## [Material for this task]
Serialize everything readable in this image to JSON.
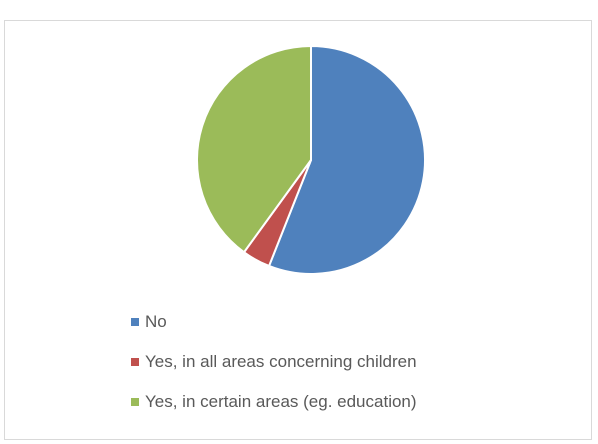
{
  "chart_data": {
    "type": "pie",
    "title": "",
    "categories": [
      "No",
      "Yes, in all areas concerning children",
      "Yes, in certain areas (eg. education)"
    ],
    "values": [
      56,
      4,
      40
    ],
    "colors": [
      "#4f81bd",
      "#c0504d",
      "#9bbb59"
    ],
    "start_angle_deg": 0,
    "direction": "clockwise",
    "legend_position": "bottom-left",
    "grid": false
  }
}
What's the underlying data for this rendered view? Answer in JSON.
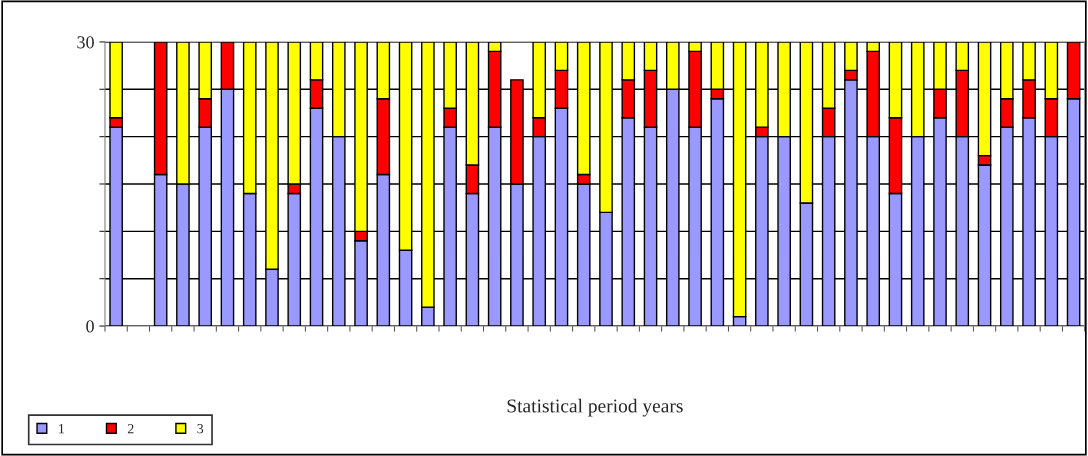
{
  "chart_data": {
    "type": "bar",
    "stacked": true,
    "xlabel": "Statistical period years",
    "categories": [
      null,
      null,
      null,
      null,
      null,
      null,
      null,
      null,
      null,
      null,
      null,
      null,
      null,
      null,
      null,
      null,
      null,
      null,
      null,
      null,
      null,
      null,
      null,
      null,
      null,
      null,
      null,
      null,
      null,
      null,
      null,
      null,
      null,
      null,
      null,
      null,
      null,
      null,
      null,
      null,
      null,
      null,
      null,
      null
    ],
    "series": [
      {
        "name": "1",
        "color": "#9999ff",
        "values": [
          21,
          null,
          16,
          15,
          21,
          25,
          14,
          6,
          14,
          23,
          20,
          9,
          16,
          8,
          2,
          21,
          14,
          21,
          15,
          20,
          23,
          15,
          12,
          22,
          21,
          25,
          21,
          24,
          1,
          20,
          20,
          13,
          20,
          26,
          20,
          14,
          20,
          22,
          20,
          17,
          21,
          22,
          20,
          24
        ]
      },
      {
        "name": "2",
        "color": "#ff0000",
        "values": [
          1,
          null,
          14,
          null,
          3,
          5,
          null,
          null,
          1,
          3,
          null,
          1,
          8,
          null,
          null,
          2,
          3,
          8,
          11,
          2,
          4,
          1,
          null,
          4,
          6,
          null,
          8,
          1,
          null,
          1,
          null,
          null,
          3,
          1,
          9,
          8,
          null,
          3,
          7,
          1,
          3,
          4,
          4,
          6
        ]
      },
      {
        "name": "3",
        "color": "#ffff00",
        "values": [
          8,
          null,
          null,
          15,
          6,
          null,
          16,
          24,
          15,
          4,
          10,
          20,
          6,
          22,
          28,
          7,
          13,
          1,
          null,
          8,
          3,
          14,
          18,
          4,
          3,
          5,
          1,
          5,
          29,
          9,
          10,
          17,
          7,
          3,
          1,
          8,
          10,
          5,
          3,
          12,
          6,
          4,
          6,
          null
        ]
      }
    ],
    "ylim": [
      0,
      30
    ],
    "yticks": [
      0,
      {
        "value": 5,
        "label": null
      },
      {
        "value": 10,
        "label": null
      },
      {
        "value": 15,
        "label": null
      },
      {
        "value": 20,
        "label": null
      },
      {
        "value": 25,
        "label": null
      },
      30
    ],
    "grid": "y",
    "legend": "bottom left"
  }
}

## [What to produce]
Transcribe each line above verbatim, with the pictures left out.

## [Response for this exercise]
Serialize everything readable in this image to JSON.
{
  "chart_data": {
    "type": "pie",
    "title": "",
    "categories": [
      "No",
      "Yes, in all areas concerning children",
      "Yes, in certain areas (eg. education)"
    ],
    "values": [
      56,
      4,
      40
    ],
    "colors": [
      "#4f81bd",
      "#c0504d",
      "#9bbb59"
    ],
    "start_angle_deg": 0,
    "direction": "clockwise",
    "legend_position": "bottom-left",
    "grid": false
  }
}
What's the underlying data for this rendered view? Answer in JSON.
{
  "chart_data": {
    "type": "bar",
    "stacked": true,
    "xlabel": "Statistical period years",
    "categories": [
      null,
      null,
      null,
      null,
      null,
      null,
      null,
      null,
      null,
      null,
      null,
      null,
      null,
      null,
      null,
      null,
      null,
      null,
      null,
      null,
      null,
      null,
      null,
      null,
      null,
      null,
      null,
      null,
      null,
      null,
      null,
      null,
      null,
      null,
      null,
      null,
      null,
      null,
      null,
      null,
      null,
      null,
      null,
      null
    ],
    "series": [
      {
        "name": "1",
        "color": "#9999ff",
        "values": [
          21,
          null,
          16,
          15,
          21,
          25,
          14,
          6,
          14,
          23,
          20,
          9,
          16,
          8,
          2,
          21,
          14,
          21,
          15,
          20,
          23,
          15,
          12,
          22,
          21,
          25,
          21,
          24,
          1,
          20,
          20,
          13,
          20,
          26,
          20,
          14,
          20,
          22,
          20,
          17,
          21,
          22,
          20,
          24
        ]
      },
      {
        "name": "2",
        "color": "#ff0000",
        "values": [
          1,
          null,
          14,
          null,
          3,
          5,
          null,
          null,
          1,
          3,
          null,
          1,
          8,
          null,
          null,
          2,
          3,
          8,
          11,
          2,
          4,
          1,
          null,
          4,
          6,
          null,
          8,
          1,
          null,
          1,
          null,
          null,
          3,
          1,
          9,
          8,
          null,
          3,
          7,
          1,
          3,
          4,
          4,
          6
        ]
      },
      {
        "name": "3",
        "color": "#ffff00",
        "values": [
          8,
          null,
          null,
          15,
          6,
          null,
          16,
          24,
          15,
          4,
          10,
          20,
          6,
          22,
          28,
          7,
          13,
          1,
          null,
          8,
          3,
          14,
          18,
          4,
          3,
          5,
          1,
          5,
          29,
          9,
          10,
          17,
          7,
          3,
          1,
          8,
          10,
          5,
          3,
          12,
          6,
          4,
          6,
          null
        ]
      }
    ],
    "ylim": [
      0,
      30
    ],
    "yticks": [
      0,
      {
        "value": 5,
        "label": null
      },
      {
        "value": 10,
        "label": null
      },
      {
        "value": 15,
        "label": null
      },
      {
        "value": 20,
        "label": null
      },
      {
        "value": 25,
        "label": null
      },
      30
    ],
    "grid": "y",
    "legend": "bottom left"
  }
}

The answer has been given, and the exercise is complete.